[RECORD EXCERPTS]
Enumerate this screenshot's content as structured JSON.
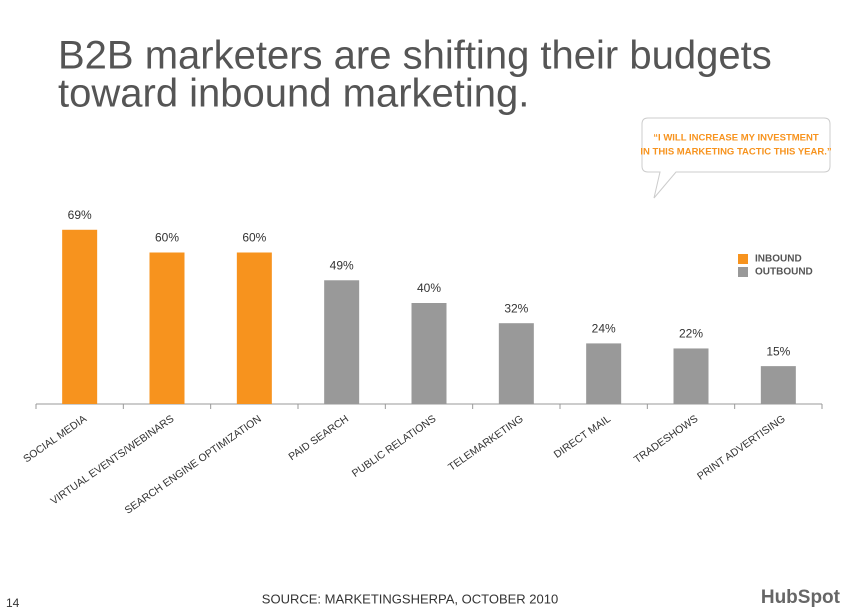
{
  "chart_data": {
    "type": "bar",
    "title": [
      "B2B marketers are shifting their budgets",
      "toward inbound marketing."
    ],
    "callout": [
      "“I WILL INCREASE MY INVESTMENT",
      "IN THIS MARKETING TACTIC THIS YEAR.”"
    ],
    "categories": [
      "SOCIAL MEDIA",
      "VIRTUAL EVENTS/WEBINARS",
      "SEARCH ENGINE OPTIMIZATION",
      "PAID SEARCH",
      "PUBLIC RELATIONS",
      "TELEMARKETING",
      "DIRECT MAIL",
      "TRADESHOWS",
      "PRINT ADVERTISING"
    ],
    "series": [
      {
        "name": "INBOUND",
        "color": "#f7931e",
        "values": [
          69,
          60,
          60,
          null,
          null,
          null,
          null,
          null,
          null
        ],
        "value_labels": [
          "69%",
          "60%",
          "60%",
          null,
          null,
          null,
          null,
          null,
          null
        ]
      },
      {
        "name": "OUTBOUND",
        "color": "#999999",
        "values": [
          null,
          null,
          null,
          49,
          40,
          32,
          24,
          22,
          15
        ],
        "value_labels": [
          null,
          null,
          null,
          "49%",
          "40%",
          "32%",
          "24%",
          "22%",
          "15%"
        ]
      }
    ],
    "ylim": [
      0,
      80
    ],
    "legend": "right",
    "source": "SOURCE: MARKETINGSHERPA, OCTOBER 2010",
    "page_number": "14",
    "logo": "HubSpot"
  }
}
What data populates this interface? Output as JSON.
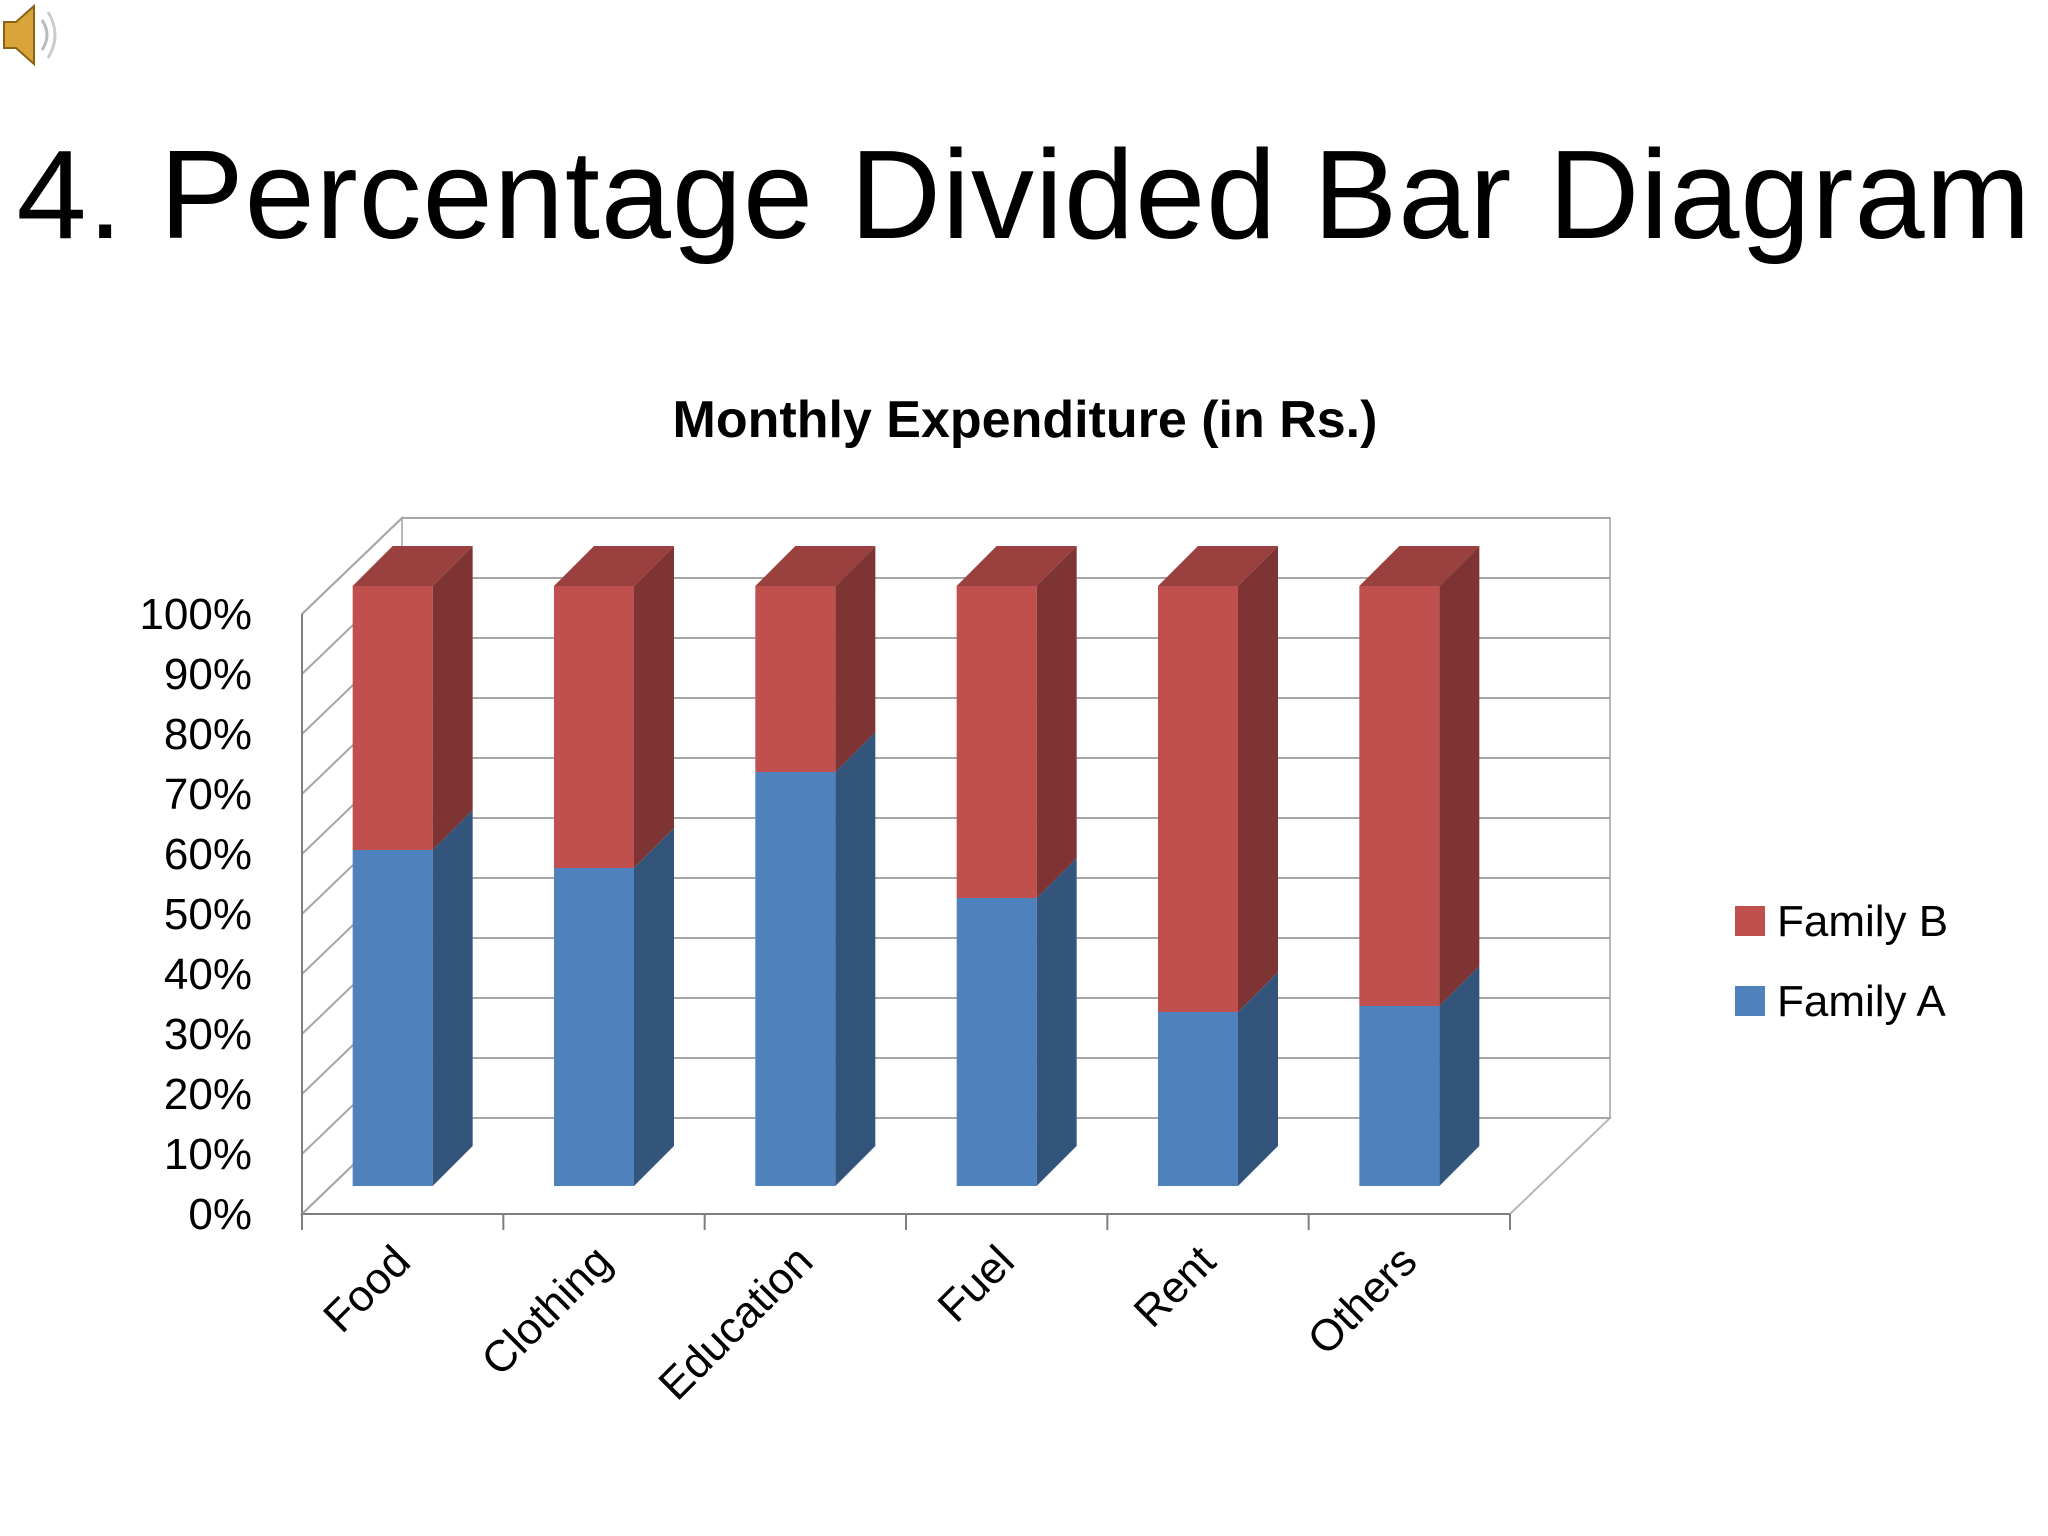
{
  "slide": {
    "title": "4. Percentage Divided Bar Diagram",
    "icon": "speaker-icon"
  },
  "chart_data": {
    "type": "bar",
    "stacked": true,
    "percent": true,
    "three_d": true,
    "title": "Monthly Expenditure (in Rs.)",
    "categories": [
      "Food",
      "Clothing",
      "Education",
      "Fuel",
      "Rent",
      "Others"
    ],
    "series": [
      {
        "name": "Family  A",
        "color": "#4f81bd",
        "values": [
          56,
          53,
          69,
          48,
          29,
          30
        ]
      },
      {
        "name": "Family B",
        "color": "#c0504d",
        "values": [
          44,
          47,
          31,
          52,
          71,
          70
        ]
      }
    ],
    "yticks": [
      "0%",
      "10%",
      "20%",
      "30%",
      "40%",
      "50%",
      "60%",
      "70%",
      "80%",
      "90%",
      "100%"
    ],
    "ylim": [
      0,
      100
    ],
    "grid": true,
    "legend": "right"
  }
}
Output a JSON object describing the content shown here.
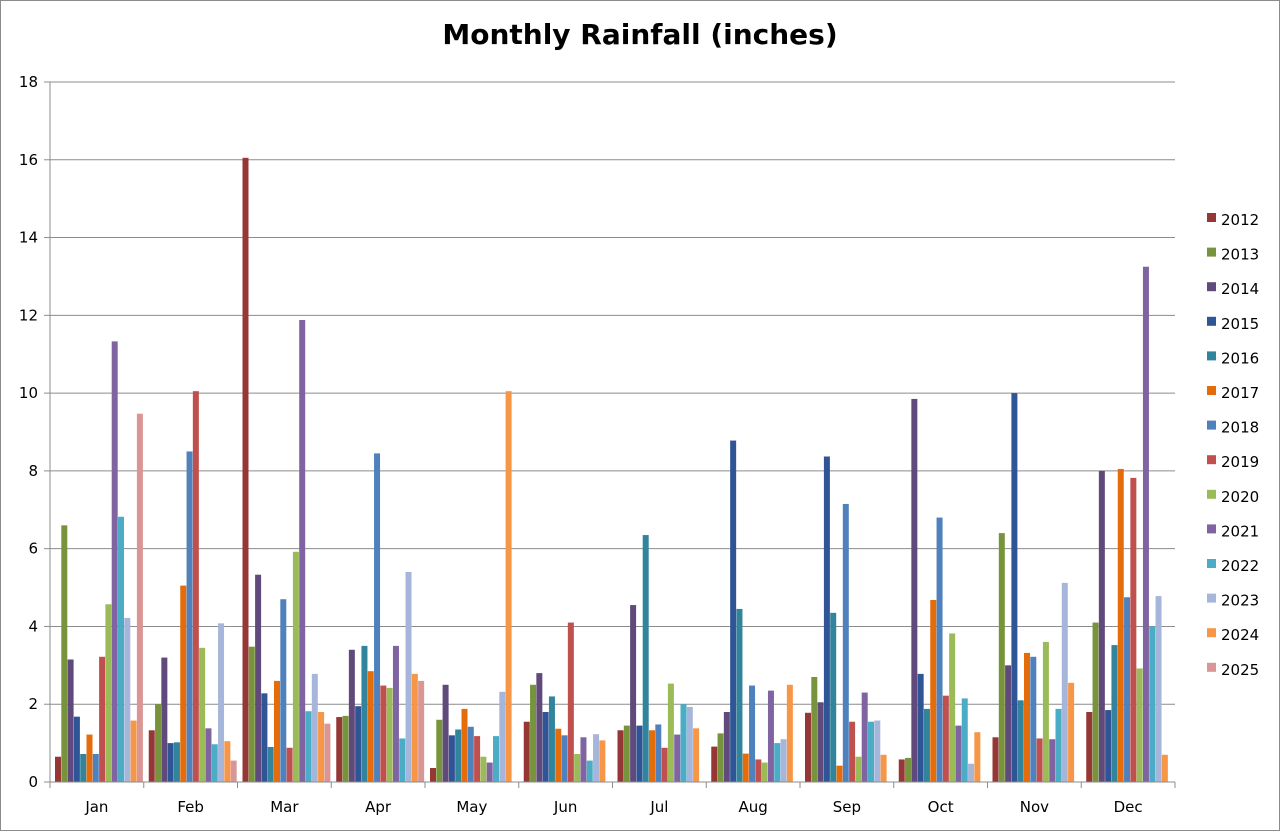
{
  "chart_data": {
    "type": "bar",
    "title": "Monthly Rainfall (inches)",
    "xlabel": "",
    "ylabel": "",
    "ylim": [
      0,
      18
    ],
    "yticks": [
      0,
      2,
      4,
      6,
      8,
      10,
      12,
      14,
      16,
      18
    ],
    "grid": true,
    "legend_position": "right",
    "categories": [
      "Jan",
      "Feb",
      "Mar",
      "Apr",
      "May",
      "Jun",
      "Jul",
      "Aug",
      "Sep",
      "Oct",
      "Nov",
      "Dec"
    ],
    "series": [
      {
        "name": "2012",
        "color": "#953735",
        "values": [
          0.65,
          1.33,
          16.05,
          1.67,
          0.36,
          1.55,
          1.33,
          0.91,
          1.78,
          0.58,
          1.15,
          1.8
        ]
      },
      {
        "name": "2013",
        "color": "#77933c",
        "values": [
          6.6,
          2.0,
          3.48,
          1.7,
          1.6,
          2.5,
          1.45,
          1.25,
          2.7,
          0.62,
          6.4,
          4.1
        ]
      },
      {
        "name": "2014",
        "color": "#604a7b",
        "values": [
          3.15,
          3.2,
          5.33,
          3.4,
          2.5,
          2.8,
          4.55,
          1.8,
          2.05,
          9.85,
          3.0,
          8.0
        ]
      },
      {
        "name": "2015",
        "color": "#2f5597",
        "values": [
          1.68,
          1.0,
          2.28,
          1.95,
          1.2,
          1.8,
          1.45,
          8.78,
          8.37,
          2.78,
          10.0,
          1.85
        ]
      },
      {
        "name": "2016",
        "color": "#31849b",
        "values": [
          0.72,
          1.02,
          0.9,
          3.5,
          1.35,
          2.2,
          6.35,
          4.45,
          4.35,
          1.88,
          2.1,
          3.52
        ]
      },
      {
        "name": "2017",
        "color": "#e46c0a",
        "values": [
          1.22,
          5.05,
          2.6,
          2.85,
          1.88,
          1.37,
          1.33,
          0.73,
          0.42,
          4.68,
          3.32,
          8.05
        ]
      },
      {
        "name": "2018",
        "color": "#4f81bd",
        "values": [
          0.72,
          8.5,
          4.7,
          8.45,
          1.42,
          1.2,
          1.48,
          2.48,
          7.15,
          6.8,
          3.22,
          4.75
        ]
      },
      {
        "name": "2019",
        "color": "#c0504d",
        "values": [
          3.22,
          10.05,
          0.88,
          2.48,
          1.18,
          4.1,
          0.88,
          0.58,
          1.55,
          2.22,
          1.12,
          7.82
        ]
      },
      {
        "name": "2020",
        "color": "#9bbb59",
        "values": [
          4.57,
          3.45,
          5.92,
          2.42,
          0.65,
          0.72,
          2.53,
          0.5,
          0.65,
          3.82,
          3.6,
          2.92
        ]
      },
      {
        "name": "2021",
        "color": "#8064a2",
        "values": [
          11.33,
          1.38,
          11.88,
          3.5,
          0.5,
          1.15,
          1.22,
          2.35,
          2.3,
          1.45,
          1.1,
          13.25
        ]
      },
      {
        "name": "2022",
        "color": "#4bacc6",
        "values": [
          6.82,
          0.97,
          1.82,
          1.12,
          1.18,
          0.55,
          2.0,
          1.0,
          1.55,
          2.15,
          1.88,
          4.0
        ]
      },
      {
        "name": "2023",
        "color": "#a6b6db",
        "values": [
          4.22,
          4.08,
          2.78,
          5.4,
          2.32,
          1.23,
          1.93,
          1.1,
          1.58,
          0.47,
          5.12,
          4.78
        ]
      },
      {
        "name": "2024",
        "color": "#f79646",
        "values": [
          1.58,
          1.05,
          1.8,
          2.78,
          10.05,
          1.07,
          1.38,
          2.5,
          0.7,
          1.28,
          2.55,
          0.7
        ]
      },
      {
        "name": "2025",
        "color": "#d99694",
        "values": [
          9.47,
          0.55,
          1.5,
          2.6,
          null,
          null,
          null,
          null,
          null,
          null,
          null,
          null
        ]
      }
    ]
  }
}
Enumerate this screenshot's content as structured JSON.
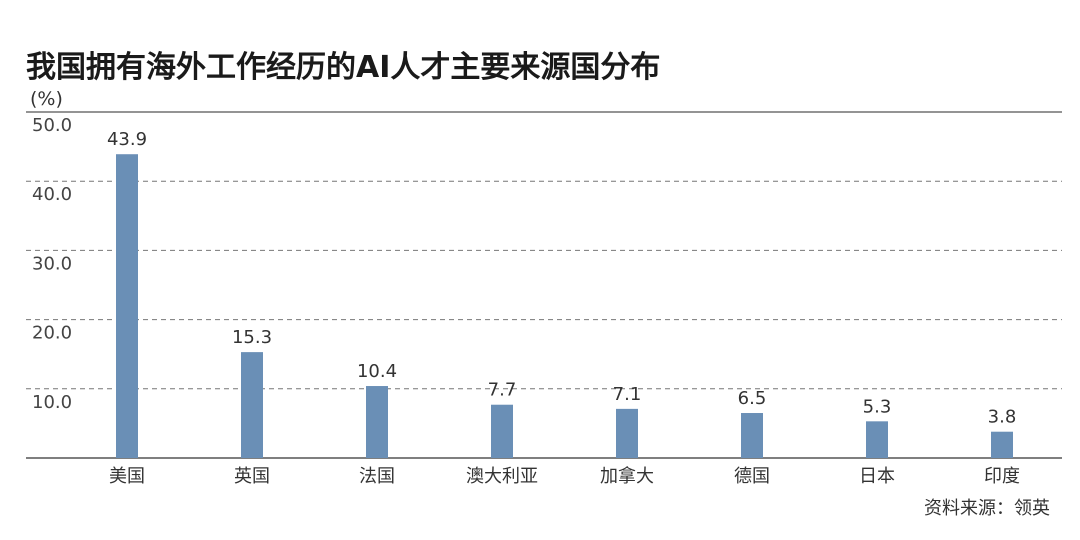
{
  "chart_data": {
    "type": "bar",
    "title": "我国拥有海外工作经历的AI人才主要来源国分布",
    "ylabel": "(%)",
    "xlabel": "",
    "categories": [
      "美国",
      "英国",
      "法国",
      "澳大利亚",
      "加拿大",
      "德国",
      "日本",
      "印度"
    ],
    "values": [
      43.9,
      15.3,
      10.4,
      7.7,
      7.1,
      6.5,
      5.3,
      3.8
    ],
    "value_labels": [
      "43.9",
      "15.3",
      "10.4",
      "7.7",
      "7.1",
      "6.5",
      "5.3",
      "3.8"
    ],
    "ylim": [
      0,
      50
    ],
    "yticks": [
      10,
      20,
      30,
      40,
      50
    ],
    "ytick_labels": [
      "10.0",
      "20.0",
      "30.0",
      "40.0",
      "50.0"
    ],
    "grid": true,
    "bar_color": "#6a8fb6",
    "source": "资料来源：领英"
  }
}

[EXERCISE] Leave every image out, and retype the material exactly.

[WORKED ANSWER]
Enumerate this screenshot's content as structured JSON.
{
  "chart_data": {
    "type": "bar",
    "title": [
      "B2B marketers are shifting their budgets",
      "toward inbound marketing."
    ],
    "callout": [
      "“I WILL INCREASE MY INVESTMENT",
      "IN THIS MARKETING TACTIC THIS YEAR.”"
    ],
    "categories": [
      "SOCIAL MEDIA",
      "VIRTUAL EVENTS/WEBINARS",
      "SEARCH ENGINE OPTIMIZATION",
      "PAID SEARCH",
      "PUBLIC RELATIONS",
      "TELEMARKETING",
      "DIRECT MAIL",
      "TRADESHOWS",
      "PRINT ADVERTISING"
    ],
    "series": [
      {
        "name": "INBOUND",
        "color": "#f7931e",
        "values": [
          69,
          60,
          60,
          null,
          null,
          null,
          null,
          null,
          null
        ],
        "value_labels": [
          "69%",
          "60%",
          "60%",
          null,
          null,
          null,
          null,
          null,
          null
        ]
      },
      {
        "name": "OUTBOUND",
        "color": "#999999",
        "values": [
          null,
          null,
          null,
          49,
          40,
          32,
          24,
          22,
          15
        ],
        "value_labels": [
          null,
          null,
          null,
          "49%",
          "40%",
          "32%",
          "24%",
          "22%",
          "15%"
        ]
      }
    ],
    "ylim": [
      0,
      80
    ],
    "legend": "right",
    "source": "SOURCE: MARKETINGSHERPA, OCTOBER 2010",
    "page_number": "14",
    "logo": "HubSpot"
  }
}
What data populates this interface? Output as JSON.
{
  "slide": {
    "title": "4. Percentage Divided Bar Diagram",
    "icon": "speaker-icon"
  },
  "chart_data": {
    "type": "bar",
    "stacked": true,
    "percent": true,
    "three_d": true,
    "title": "Monthly Expenditure (in Rs.)",
    "categories": [
      "Food",
      "Clothing",
      "Education",
      "Fuel",
      "Rent",
      "Others"
    ],
    "series": [
      {
        "name": "Family  A",
        "color": "#4f81bd",
        "values": [
          56,
          53,
          69,
          48,
          29,
          30
        ]
      },
      {
        "name": "Family B",
        "color": "#c0504d",
        "values": [
          44,
          47,
          31,
          52,
          71,
          70
        ]
      }
    ],
    "yticks": [
      "0%",
      "10%",
      "20%",
      "30%",
      "40%",
      "50%",
      "60%",
      "70%",
      "80%",
      "90%",
      "100%"
    ],
    "ylim": [
      0,
      100
    ],
    "grid": true,
    "legend": "right"
  }
}
Output a JSON object describing the content shown here.
{
  "chart_data": {
    "type": "bar",
    "title": "Monthly Rainfall (inches)",
    "xlabel": "",
    "ylabel": "",
    "ylim": [
      0,
      18
    ],
    "yticks": [
      0,
      2,
      4,
      6,
      8,
      10,
      12,
      14,
      16,
      18
    ],
    "grid": true,
    "legend_position": "right",
    "categories": [
      "Jan",
      "Feb",
      "Mar",
      "Apr",
      "May",
      "Jun",
      "Jul",
      "Aug",
      "Sep",
      "Oct",
      "Nov",
      "Dec"
    ],
    "series": [
      {
        "name": "2012",
        "color": "#953735",
        "values": [
          0.65,
          1.33,
          16.05,
          1.67,
          0.36,
          1.55,
          1.33,
          0.91,
          1.78,
          0.58,
          1.15,
          1.8
        ]
      },
      {
        "name": "2013",
        "color": "#77933c",
        "values": [
          6.6,
          2.0,
          3.48,
          1.7,
          1.6,
          2.5,
          1.45,
          1.25,
          2.7,
          0.62,
          6.4,
          4.1
        ]
      },
      {
        "name": "2014",
        "color": "#604a7b",
        "values": [
          3.15,
          3.2,
          5.33,
          3.4,
          2.5,
          2.8,
          4.55,
          1.8,
          2.05,
          9.85,
          3.0,
          8.0
        ]
      },
      {
        "name": "2015",
        "color": "#2f5597",
        "values": [
          1.68,
          1.0,
          2.28,
          1.95,
          1.2,
          1.8,
          1.45,
          8.78,
          8.37,
          2.78,
          10.0,
          1.85
        ]
      },
      {
        "name": "2016",
        "color": "#31849b",
        "values": [
          0.72,
          1.02,
          0.9,
          3.5,
          1.35,
          2.2,
          6.35,
          4.45,
          4.35,
          1.88,
          2.1,
          3.52
        ]
      },
      {
        "name": "2017",
        "color": "#e46c0a",
        "values": [
          1.22,
          5.05,
          2.6,
          2.85,
          1.88,
          1.37,
          1.33,
          0.73,
          0.42,
          4.68,
          3.32,
          8.05
        ]
      },
      {
        "name": "2018",
        "color": "#4f81bd",
        "values": [
          0.72,
          8.5,
          4.7,
          8.45,
          1.42,
          1.2,
          1.48,
          2.48,
          7.15,
          6.8,
          3.22,
          4.75
        ]
      },
      {
        "name": "2019",
        "color": "#c0504d",
        "values": [
          3.22,
          10.05,
          0.88,
          2.48,
          1.18,
          4.1,
          0.88,
          0.58,
          1.55,
          2.22,
          1.12,
          7.82
        ]
      },
      {
        "name": "2020",
        "color": "#9bbb59",
        "values": [
          4.57,
          3.45,
          5.92,
          2.42,
          0.65,
          0.72,
          2.53,
          0.5,
          0.65,
          3.82,
          3.6,
          2.92
        ]
      },
      {
        "name": "2021",
        "color": "#8064a2",
        "values": [
          11.33,
          1.38,
          11.88,
          3.5,
          0.5,
          1.15,
          1.22,
          2.35,
          2.3,
          1.45,
          1.1,
          13.25
        ]
      },
      {
        "name": "2022",
        "color": "#4bacc6",
        "values": [
          6.82,
          0.97,
          1.82,
          1.12,
          1.18,
          0.55,
          2.0,
          1.0,
          1.55,
          2.15,
          1.88,
          4.0
        ]
      },
      {
        "name": "2023",
        "color": "#a6b6db",
        "values": [
          4.22,
          4.08,
          2.78,
          5.4,
          2.32,
          1.23,
          1.93,
          1.1,
          1.58,
          0.47,
          5.12,
          4.78
        ]
      },
      {
        "name": "2024",
        "color": "#f79646",
        "values": [
          1.58,
          1.05,
          1.8,
          2.78,
          10.05,
          1.07,
          1.38,
          2.5,
          0.7,
          1.28,
          2.55,
          0.7
        ]
      },
      {
        "name": "2025",
        "color": "#d99694",
        "values": [
          9.47,
          0.55,
          1.5,
          2.6,
          null,
          null,
          null,
          null,
          null,
          null,
          null,
          null
        ]
      }
    ]
  }
}
Enumerate this screenshot's content as structured JSON.
{
  "chart_data": {
    "type": "bar",
    "title": "我国拥有海外工作经历的AI人才主要来源国分布",
    "ylabel": "(%)",
    "xlabel": "",
    "categories": [
      "美国",
      "英国",
      "法国",
      "澳大利亚",
      "加拿大",
      "德国",
      "日本",
      "印度"
    ],
    "values": [
      43.9,
      15.3,
      10.4,
      7.7,
      7.1,
      6.5,
      5.3,
      3.8
    ],
    "value_labels": [
      "43.9",
      "15.3",
      "10.4",
      "7.7",
      "7.1",
      "6.5",
      "5.3",
      "3.8"
    ],
    "ylim": [
      0,
      50
    ],
    "yticks": [
      10,
      20,
      30,
      40,
      50
    ],
    "ytick_labels": [
      "10.0",
      "20.0",
      "30.0",
      "40.0",
      "50.0"
    ],
    "grid": true,
    "bar_color": "#6a8fb6",
    "source": "资料来源：领英"
  }
}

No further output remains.